• **Exercise goal**: Repeat the material below word for word and leave out all pictures.

Some records:
= = = = = = =

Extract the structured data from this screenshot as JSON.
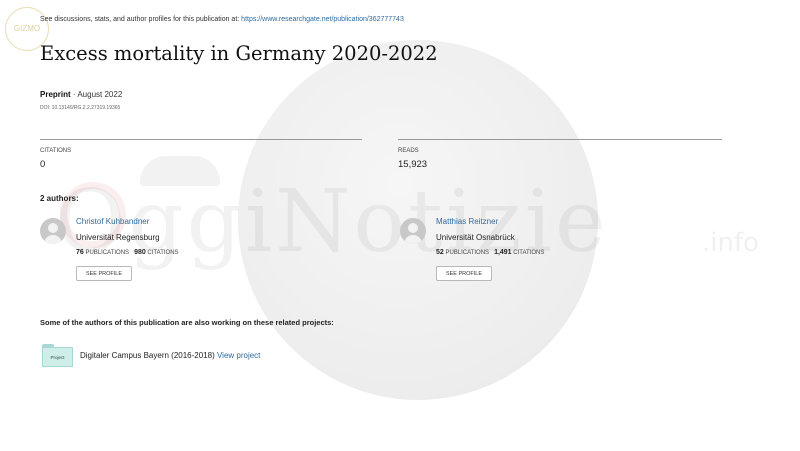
{
  "header": {
    "prefix": "See discussions, stats, and author profiles for this publication at: ",
    "url": "https://www.researchgate.net/publication/362777743"
  },
  "badge_text": "GIZMO",
  "title": "Excess mortality in Germany 2020-2022",
  "meta": {
    "type": "Preprint",
    "date": " · August 2022",
    "doi": "DOI: 10.13140/RG.2.2.27319.19365"
  },
  "stats": {
    "citations_label": "CITATIONS",
    "citations_value": "0",
    "reads_label": "READS",
    "reads_value": "15,923"
  },
  "authors_heading": "2 authors:",
  "authors": [
    {
      "name": "Christof Kuhbandner",
      "institution": "Universität Regensburg",
      "publications_count": "76",
      "publications_label": "PUBLICATIONS",
      "citations_count": "980",
      "citations_label": "CITATIONS",
      "button": "SEE PROFILE"
    },
    {
      "name": "Matthias Reitzner",
      "institution": "Universität Osnabrück",
      "publications_count": "52",
      "publications_label": "PUBLICATIONS",
      "citations_count": "1,491",
      "citations_label": "CITATIONS",
      "button": "SEE PROFILE"
    }
  ],
  "related_heading": "Some of the authors of this publication are also working on these related projects:",
  "project": {
    "folder_label": "Project",
    "name": "Digitaler Campus Bayern (2016-2018) ",
    "link": "View project"
  },
  "watermark": {
    "text": "OggiNotizie",
    "suffix": ".info"
  }
}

= = = = = = =

• **Result for this exercise**:
Extract the structured data from this screenshot as JSON.
{
  "header": {
    "prefix": "See discussions, stats, and author profiles for this publication at: ",
    "url": "https://www.researchgate.net/publication/362777743"
  },
  "badge_text": "GIZMO",
  "title": "Excess mortality in Germany 2020-2022",
  "meta": {
    "type": "Preprint",
    "date": " · August 2022",
    "doi": "DOI: 10.13140/RG.2.2.27319.19365"
  },
  "stats": {
    "citations_label": "CITATIONS",
    "citations_value": "0",
    "reads_label": "READS",
    "reads_value": "15,923"
  },
  "authors_heading": "2 authors:",
  "authors": [
    {
      "name": "Christof Kuhbandner",
      "institution": "Universität Regensburg",
      "publications_count": "76",
      "publications_label": "PUBLICATIONS",
      "citations_count": "980",
      "citations_label": "CITATIONS",
      "button": "SEE PROFILE"
    },
    {
      "name": "Matthias Reitzner",
      "institution": "Universität Osnabrück",
      "publications_count": "52",
      "publications_label": "PUBLICATIONS",
      "citations_count": "1,491",
      "citations_label": "CITATIONS",
      "button": "SEE PROFILE"
    }
  ],
  "related_heading": "Some of the authors of this publication are also working on these related projects:",
  "project": {
    "folder_label": "Project",
    "name": "Digitaler Campus Bayern (2016-2018) ",
    "link": "View project"
  },
  "watermark": {
    "text": "OggiNotizie",
    "suffix": ".info"
  }
}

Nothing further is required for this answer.